## MATERIAL PROVIDED
---------------

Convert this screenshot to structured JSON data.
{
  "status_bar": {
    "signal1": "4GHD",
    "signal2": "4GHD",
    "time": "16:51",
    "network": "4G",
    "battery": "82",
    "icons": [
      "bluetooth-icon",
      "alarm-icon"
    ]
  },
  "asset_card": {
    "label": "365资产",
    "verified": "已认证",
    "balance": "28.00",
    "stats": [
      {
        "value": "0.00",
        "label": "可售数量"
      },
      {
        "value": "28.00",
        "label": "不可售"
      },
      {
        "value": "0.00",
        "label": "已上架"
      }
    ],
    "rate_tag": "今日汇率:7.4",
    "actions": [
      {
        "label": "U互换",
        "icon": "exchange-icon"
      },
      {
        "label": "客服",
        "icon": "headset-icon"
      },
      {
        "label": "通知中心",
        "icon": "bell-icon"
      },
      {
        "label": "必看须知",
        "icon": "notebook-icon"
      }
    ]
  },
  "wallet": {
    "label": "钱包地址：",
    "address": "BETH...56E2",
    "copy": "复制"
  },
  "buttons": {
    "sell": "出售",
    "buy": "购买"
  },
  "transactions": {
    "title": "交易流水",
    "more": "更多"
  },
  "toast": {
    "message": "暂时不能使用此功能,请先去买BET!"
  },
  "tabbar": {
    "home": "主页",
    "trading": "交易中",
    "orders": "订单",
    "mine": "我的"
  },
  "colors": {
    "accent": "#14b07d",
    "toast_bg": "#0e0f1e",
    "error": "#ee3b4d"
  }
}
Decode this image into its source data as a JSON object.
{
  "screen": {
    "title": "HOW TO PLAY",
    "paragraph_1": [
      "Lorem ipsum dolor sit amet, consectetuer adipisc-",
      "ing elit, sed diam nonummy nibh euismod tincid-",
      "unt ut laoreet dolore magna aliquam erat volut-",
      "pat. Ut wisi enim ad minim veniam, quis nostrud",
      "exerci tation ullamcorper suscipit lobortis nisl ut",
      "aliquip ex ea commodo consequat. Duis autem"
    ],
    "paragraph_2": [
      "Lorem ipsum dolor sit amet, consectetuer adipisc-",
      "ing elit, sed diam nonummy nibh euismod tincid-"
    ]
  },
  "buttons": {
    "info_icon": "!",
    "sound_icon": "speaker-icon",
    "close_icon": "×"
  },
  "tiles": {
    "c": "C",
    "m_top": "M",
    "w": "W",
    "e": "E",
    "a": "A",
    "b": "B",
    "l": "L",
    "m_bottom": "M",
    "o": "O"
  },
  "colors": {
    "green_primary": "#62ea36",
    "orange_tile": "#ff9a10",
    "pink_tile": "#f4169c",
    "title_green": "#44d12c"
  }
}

---------------

## SHORT TASK
Reproduce every line from the entries that holds the word "elit".

## SOLUTION FOR THIS EXERCISE
      "ing elit, sed diam nonummy nibh euismod tincid-",
      "ing elit, sed diam nonummy nibh euismod tincid-"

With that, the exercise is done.